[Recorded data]
==================================================

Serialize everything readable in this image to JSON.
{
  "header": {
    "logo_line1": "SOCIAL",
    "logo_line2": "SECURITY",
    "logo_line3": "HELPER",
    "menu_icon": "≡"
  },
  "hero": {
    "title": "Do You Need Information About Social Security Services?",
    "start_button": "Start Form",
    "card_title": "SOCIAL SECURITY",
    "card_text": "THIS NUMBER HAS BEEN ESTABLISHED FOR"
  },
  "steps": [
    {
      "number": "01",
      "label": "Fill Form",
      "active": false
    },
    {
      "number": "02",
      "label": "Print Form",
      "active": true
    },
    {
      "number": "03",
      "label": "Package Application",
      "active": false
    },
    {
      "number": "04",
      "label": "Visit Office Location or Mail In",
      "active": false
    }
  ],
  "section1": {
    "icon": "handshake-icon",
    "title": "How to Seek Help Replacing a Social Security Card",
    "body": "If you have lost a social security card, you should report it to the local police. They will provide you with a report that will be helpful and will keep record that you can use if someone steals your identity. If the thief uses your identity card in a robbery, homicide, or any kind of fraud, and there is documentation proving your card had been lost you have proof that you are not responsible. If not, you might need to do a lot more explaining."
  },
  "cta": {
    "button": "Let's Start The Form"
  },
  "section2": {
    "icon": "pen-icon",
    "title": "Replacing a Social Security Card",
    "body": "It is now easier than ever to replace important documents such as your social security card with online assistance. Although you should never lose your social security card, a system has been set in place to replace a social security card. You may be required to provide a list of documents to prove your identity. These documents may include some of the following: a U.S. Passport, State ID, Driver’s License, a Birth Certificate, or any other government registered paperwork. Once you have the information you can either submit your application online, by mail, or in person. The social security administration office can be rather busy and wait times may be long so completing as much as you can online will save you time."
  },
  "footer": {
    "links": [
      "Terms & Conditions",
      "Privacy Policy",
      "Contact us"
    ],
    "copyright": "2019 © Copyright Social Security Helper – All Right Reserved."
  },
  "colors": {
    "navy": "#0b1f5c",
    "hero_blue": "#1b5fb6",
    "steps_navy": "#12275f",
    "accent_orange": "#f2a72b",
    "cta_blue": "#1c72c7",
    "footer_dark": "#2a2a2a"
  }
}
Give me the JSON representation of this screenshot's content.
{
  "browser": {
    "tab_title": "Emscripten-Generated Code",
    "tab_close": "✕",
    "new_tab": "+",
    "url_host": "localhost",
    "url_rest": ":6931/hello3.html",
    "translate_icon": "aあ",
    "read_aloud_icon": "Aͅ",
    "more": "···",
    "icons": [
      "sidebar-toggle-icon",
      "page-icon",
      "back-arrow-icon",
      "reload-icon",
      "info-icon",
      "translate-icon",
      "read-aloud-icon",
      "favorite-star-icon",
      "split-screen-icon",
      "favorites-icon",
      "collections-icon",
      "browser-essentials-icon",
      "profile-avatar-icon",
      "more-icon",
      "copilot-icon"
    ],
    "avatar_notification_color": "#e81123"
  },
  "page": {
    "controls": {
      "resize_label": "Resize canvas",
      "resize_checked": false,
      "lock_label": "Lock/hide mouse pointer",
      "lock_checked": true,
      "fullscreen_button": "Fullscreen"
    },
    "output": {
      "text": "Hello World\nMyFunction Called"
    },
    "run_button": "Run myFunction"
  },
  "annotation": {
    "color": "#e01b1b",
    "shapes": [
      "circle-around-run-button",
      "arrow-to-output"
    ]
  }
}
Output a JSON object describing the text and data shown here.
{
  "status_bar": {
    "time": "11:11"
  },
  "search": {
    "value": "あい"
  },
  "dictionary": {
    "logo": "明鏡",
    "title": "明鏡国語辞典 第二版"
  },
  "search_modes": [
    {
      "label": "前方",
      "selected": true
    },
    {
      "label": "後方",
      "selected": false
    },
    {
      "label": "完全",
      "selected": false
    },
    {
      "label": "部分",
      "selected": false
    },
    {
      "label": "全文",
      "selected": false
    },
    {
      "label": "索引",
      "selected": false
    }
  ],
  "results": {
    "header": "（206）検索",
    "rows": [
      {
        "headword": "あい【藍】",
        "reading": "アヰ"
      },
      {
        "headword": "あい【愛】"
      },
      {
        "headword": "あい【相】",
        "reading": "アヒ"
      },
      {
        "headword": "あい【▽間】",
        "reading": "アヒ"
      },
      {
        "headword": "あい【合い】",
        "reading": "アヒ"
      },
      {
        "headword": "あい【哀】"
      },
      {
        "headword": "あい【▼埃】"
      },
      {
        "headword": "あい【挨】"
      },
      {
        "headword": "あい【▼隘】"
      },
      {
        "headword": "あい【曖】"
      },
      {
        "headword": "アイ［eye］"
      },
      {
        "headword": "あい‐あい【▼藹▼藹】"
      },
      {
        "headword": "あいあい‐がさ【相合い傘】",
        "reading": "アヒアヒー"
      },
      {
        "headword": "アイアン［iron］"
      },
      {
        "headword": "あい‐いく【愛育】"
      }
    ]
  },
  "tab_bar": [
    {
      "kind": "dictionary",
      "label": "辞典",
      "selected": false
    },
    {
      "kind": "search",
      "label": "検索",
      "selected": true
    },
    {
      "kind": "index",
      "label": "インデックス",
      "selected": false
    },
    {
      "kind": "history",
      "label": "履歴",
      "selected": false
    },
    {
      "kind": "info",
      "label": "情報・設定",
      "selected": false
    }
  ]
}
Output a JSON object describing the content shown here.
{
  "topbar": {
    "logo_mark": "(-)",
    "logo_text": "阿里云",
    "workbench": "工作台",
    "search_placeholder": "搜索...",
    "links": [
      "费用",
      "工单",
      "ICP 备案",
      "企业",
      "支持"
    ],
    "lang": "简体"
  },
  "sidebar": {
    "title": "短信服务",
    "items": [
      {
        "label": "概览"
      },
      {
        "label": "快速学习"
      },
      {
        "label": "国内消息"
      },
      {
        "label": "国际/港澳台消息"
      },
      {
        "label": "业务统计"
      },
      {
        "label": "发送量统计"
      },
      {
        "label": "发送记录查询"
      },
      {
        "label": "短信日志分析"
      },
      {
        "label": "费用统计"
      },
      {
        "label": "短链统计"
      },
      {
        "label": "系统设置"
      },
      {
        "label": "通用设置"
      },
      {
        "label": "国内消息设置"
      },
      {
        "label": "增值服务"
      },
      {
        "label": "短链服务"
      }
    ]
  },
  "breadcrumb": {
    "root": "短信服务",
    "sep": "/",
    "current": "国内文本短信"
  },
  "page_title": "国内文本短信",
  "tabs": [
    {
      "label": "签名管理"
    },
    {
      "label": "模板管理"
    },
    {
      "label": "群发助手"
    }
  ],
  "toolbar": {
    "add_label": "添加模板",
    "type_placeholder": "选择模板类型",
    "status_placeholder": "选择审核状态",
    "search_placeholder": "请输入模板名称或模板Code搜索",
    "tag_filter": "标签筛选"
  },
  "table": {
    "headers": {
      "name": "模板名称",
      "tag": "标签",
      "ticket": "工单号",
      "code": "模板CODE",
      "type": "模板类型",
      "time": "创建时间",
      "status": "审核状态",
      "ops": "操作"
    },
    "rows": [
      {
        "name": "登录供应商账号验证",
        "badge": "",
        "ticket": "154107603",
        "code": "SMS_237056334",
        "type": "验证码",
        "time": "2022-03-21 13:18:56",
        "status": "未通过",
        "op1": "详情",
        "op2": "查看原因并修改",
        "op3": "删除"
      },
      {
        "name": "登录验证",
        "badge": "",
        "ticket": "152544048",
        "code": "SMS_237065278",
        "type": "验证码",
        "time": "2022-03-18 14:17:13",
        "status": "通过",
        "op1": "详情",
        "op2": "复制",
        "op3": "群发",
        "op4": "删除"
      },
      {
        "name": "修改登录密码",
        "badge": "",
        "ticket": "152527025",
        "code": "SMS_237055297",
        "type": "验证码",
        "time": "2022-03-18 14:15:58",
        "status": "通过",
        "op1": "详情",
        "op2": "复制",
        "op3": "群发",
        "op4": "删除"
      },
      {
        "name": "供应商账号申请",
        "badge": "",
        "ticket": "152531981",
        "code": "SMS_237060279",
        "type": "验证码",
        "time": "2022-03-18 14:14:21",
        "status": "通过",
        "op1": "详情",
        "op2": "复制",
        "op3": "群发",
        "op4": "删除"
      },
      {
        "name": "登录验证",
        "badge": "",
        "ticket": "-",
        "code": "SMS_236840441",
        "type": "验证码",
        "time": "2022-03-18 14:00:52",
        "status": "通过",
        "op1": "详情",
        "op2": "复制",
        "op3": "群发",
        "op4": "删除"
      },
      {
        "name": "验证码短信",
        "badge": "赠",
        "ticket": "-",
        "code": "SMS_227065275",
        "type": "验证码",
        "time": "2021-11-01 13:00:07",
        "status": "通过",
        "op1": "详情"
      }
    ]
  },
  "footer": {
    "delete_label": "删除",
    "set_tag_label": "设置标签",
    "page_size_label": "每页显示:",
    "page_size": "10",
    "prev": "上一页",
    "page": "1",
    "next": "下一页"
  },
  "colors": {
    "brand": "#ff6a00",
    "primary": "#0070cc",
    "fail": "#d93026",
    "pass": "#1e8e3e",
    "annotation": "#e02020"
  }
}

==================================================

◆ Task directions:
Scan the listing above and copy all lines containing the word "Replacing".

◆ Answer for the task:
    "title": "How to Seek Help Replacing a Social Security Card",
    "title": "Replacing a Social Security Card",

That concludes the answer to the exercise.